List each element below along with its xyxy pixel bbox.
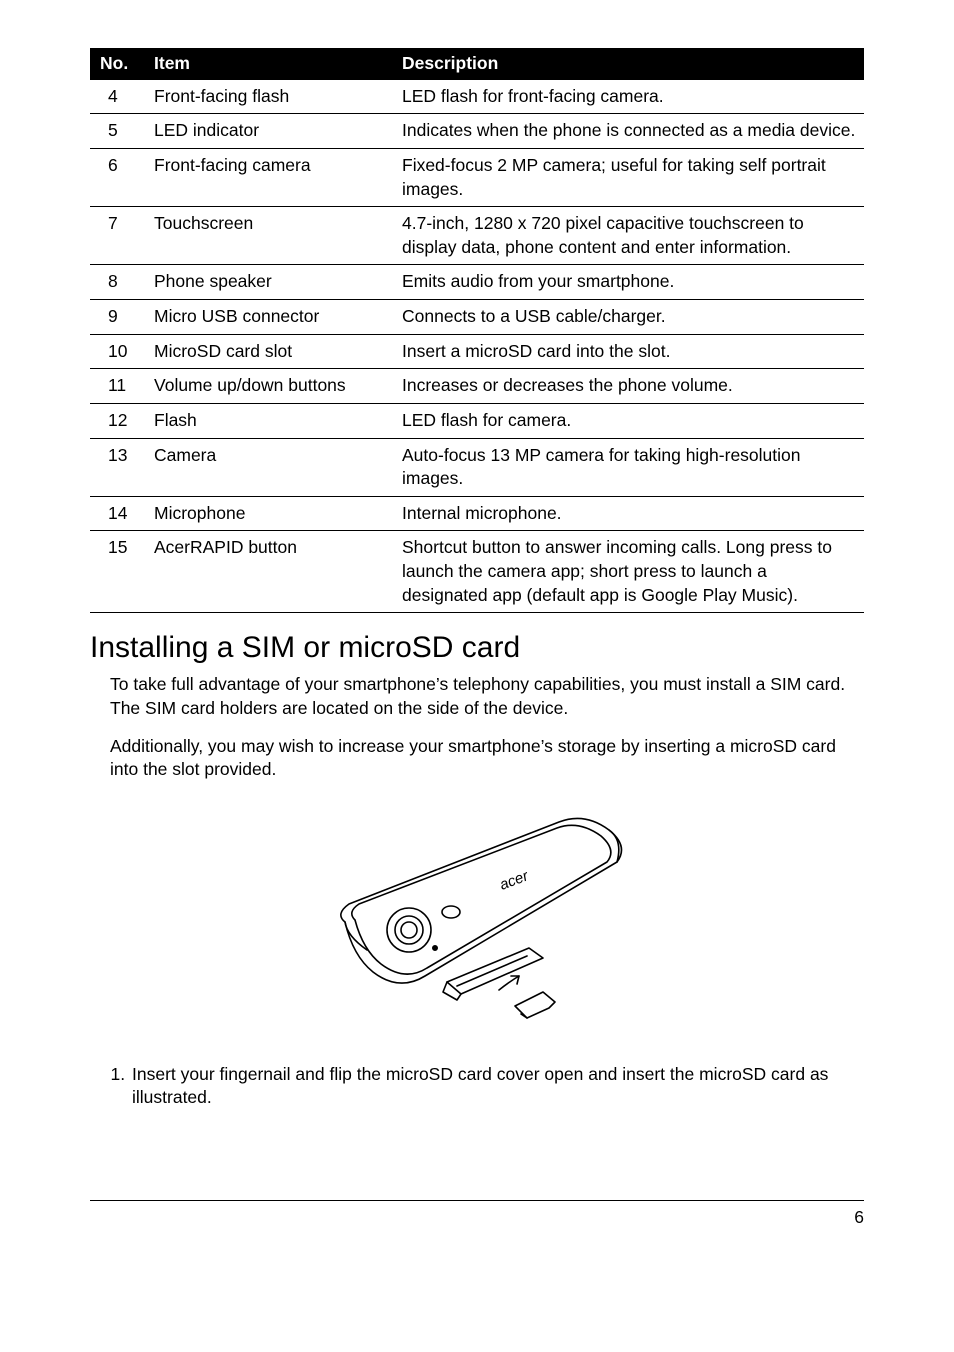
cell-desc: LED flash for front-facing camera. xyxy=(392,80,864,114)
section-heading: Installing a SIM or microSD card xyxy=(90,631,864,665)
cell-no: 14 xyxy=(90,496,144,531)
cell-item: AcerRAPID button xyxy=(144,531,392,613)
cell-item: Flash xyxy=(144,403,392,438)
cell-item: Camera xyxy=(144,438,392,496)
table-row: 9Micro USB connectorConnects to a USB ca… xyxy=(90,300,864,335)
cell-item: MicroSD card slot xyxy=(144,334,392,369)
cell-no: 4 xyxy=(90,80,144,114)
cell-desc: Indicates when the phone is connected as… xyxy=(392,114,864,149)
cell-item: Microphone xyxy=(144,496,392,531)
table-row: 15AcerRAPID buttonShortcut button to ans… xyxy=(90,531,864,613)
brand-text: acer xyxy=(497,867,531,894)
cell-no: 13 xyxy=(90,438,144,496)
spec-table-body: 4Front-facing flashLED flash for front-f… xyxy=(90,80,864,613)
cell-desc: 4.7-inch, 1280 x 720 pixel capacitive to… xyxy=(392,207,864,265)
cell-item: Volume up/down buttons xyxy=(144,369,392,404)
th-no: No. xyxy=(90,48,144,80)
table-row: 7Touchscreen4.7-inch, 1280 x 720 pixel c… xyxy=(90,207,864,265)
table-row: 10MicroSD card slotInsert a microSD card… xyxy=(90,334,864,369)
table-row: 5LED indicatorIndicates when the phone i… xyxy=(90,114,864,149)
cell-desc: Fixed-focus 2 MP camera; useful for taki… xyxy=(392,148,864,206)
table-row: 14MicrophoneInternal microphone. xyxy=(90,496,864,531)
cell-no: 7 xyxy=(90,207,144,265)
table-row: 13CameraAuto-focus 13 MP camera for taki… xyxy=(90,438,864,496)
cell-item: Front-facing camera xyxy=(144,148,392,206)
table-row: 12FlashLED flash for camera. xyxy=(90,403,864,438)
th-item: Item xyxy=(144,48,392,80)
page-number: 6 xyxy=(854,1207,864,1227)
cell-no: 6 xyxy=(90,148,144,206)
cell-desc: Auto-focus 13 MP camera for taking high-… xyxy=(392,438,864,496)
table-row: 6Front-facing cameraFixed-focus 2 MP cam… xyxy=(90,148,864,206)
cell-desc: Connects to a USB cable/charger. xyxy=(392,300,864,335)
page: No. Item Description 4Front-facing flash… xyxy=(0,0,954,1258)
phone-illustration: acer xyxy=(297,800,657,1030)
cell-item: Micro USB connector xyxy=(144,300,392,335)
cell-desc: LED flash for camera. xyxy=(392,403,864,438)
step-1: Insert your fingernail and flip the micr… xyxy=(130,1063,864,1110)
spec-table: No. Item Description 4Front-facing flash… xyxy=(90,48,864,613)
cell-item: LED indicator xyxy=(144,114,392,149)
cell-item: Touchscreen xyxy=(144,207,392,265)
cell-item: Phone speaker xyxy=(144,265,392,300)
table-row: 8Phone speakerEmits audio from your smar… xyxy=(90,265,864,300)
cell-no: 8 xyxy=(90,265,144,300)
cell-no: 12 xyxy=(90,403,144,438)
paragraph-1: To take full advantage of your smartphon… xyxy=(90,673,864,720)
cell-item: Front-facing flash xyxy=(144,80,392,114)
cell-desc: Insert a microSD card into the slot. xyxy=(392,334,864,369)
paragraph-2: Additionally, you may wish to increase y… xyxy=(90,735,864,782)
cell-desc: Internal microphone. xyxy=(392,496,864,531)
cell-no: 10 xyxy=(90,334,144,369)
cell-desc: Emits audio from your smartphone. xyxy=(392,265,864,300)
steps-list: Insert your fingernail and flip the micr… xyxy=(90,1063,864,1110)
cell-desc: Increases or decreases the phone volume. xyxy=(392,369,864,404)
cell-desc: Shortcut button to answer incoming calls… xyxy=(392,531,864,613)
cell-no: 9 xyxy=(90,300,144,335)
table-row: 4Front-facing flashLED flash for front-f… xyxy=(90,80,864,114)
illustration-wrapper: acer xyxy=(90,800,864,1035)
cell-no: 11 xyxy=(90,369,144,404)
table-row: 11Volume up/down buttonsIncreases or dec… xyxy=(90,369,864,404)
cell-no: 5 xyxy=(90,114,144,149)
cell-no: 15 xyxy=(90,531,144,613)
page-footer: 6 xyxy=(90,1200,864,1228)
th-desc: Description xyxy=(392,48,864,80)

______________________________

Write out everything from the line containing "cell-desc: LED flash for front-facing" down to the line containing "cell-no: 13 xyxy=(90,438,144,496)", putting "Mic" in place of "Microphone" and leaving everything else the same.

§ Answer for the task:
cell-desc: LED flash for front-facing camera. xyxy=(392,80,864,114)
section-heading: Installing a SIM or microSD card xyxy=(90,631,864,665)
cell-no: 14 xyxy=(90,496,144,531)
cell-item: AcerRAPID button xyxy=(144,531,392,613)
cell-item: Flash xyxy=(144,403,392,438)
cell-item: Camera xyxy=(144,438,392,496)
table-row: 9Micro USB connectorConnects to a USB ca… xyxy=(90,300,864,335)
cell-item: MicroSD card slot xyxy=(144,334,392,369)
cell-no: 4 xyxy=(90,80,144,114)
cell-desc: Indicates when the phone is connected as… xyxy=(392,114,864,149)
cell-item: Mic xyxy=(144,496,392,531)
table-row: 15AcerRAPID buttonShortcut button to ans… xyxy=(90,531,864,613)
brand-text: acer xyxy=(497,867,531,894)
cell-no: 13 xyxy=(90,438,144,496)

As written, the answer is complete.